Selection:
>> start

Emmanuel Macron vows to unite France ahead of Elysee decider with Marine Le Pen
Centrist Emmanuel Macron pledged to unite France as defeated opponents gave their allegiance to him in his battle for the French presidency with far-right leader Marine Le Pen.
Mr Macron and Ms Le Pen secured the two berths for the run-off in May 7 in a result that saw the two movements that have dominated French politics for 60 years eliminated in the first round, partial results showed.
Mr Macron, who quit current president Francois Hollande's Socialists only last year ago to launch a new party, led the way with 23.7% of the first round vote, according to an exit poll by Ipsos and Sopra Steria.
He led his Front National challenger Ms Le Pen (21.7%) by 2%, with scandal-plagued Gaullist Francois Fillon and far-left challenger Jean-Luc Melenchon tied in third on 19.5%.
Socialist candidate Benoit Hamon trailed in a distant fifth out of 11 candidates with just 6.2% of the vote for the governing party.
Mr Macron, 39, thanked supporters, saying: "In a year we have changed the face of French politics."
Thanking Mr Fillon and Mr Hamon for their early endorsements made during their concession speeches, he said: "Tonight I start to gather together the French people.

>> end

Data entries:
>> start

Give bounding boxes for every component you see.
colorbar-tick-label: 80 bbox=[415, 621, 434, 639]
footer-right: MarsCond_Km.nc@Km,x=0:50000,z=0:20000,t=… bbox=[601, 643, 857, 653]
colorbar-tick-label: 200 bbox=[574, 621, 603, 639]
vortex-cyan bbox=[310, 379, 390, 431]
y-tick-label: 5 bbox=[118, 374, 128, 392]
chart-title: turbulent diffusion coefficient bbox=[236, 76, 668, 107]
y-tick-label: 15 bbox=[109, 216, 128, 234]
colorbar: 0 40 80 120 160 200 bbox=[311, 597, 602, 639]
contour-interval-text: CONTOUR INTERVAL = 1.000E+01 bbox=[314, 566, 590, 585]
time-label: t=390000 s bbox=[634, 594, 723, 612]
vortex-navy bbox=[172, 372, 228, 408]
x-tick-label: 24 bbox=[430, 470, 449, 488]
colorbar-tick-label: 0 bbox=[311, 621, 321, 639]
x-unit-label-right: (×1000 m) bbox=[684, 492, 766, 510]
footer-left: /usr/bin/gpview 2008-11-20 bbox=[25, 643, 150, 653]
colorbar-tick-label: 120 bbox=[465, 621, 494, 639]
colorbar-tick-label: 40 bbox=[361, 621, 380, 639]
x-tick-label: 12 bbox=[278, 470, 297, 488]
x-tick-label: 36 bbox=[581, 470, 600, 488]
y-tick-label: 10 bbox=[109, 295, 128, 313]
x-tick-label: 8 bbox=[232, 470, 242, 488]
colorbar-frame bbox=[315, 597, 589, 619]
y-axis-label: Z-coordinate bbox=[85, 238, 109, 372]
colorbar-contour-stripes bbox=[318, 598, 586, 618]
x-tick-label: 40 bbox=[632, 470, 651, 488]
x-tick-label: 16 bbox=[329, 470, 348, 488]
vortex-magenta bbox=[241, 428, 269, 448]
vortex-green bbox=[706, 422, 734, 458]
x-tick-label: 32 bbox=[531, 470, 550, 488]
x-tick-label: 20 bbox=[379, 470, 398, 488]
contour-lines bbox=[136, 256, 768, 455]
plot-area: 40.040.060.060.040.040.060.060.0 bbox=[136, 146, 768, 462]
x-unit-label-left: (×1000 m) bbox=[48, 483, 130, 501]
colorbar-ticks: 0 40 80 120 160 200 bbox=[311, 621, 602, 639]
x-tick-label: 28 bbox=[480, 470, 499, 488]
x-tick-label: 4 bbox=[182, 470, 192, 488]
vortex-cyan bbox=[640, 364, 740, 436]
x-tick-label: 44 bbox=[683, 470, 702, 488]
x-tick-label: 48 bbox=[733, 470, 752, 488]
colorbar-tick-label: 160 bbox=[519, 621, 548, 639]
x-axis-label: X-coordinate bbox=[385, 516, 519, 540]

>> end

Tasks to perform:
1/ According to the article on the French presidential race, what share of the first-round vote did Emmanuel Macron win in the exit poll?
2/ Substitute "vertical-tick-label" for "y-tick-label" in the listing, from its first line through the line containing "colorbar: 0 40", and return those lines with nothing else altered.

Solutions to the exercise:
1/ 23.7%

2/
Give bounding boxes for every component you see.
colorbar-tick-label: 80 bbox=[415, 621, 434, 639]
footer-right: MarsCond_Km.nc@Km,x=0:50000,z=0:20000,t=… bbox=[601, 643, 857, 653]
colorbar-tick-label: 200 bbox=[574, 621, 603, 639]
vortex-cyan bbox=[310, 379, 390, 431]
vertical-tick-label: 5 bbox=[118, 374, 128, 392]
chart-title: turbulent diffusion coefficient bbox=[236, 76, 668, 107]
vertical-tick-label: 15 bbox=[109, 216, 128, 234]
colorbar: 0 40 80 120 160 200 bbox=[311, 597, 602, 639]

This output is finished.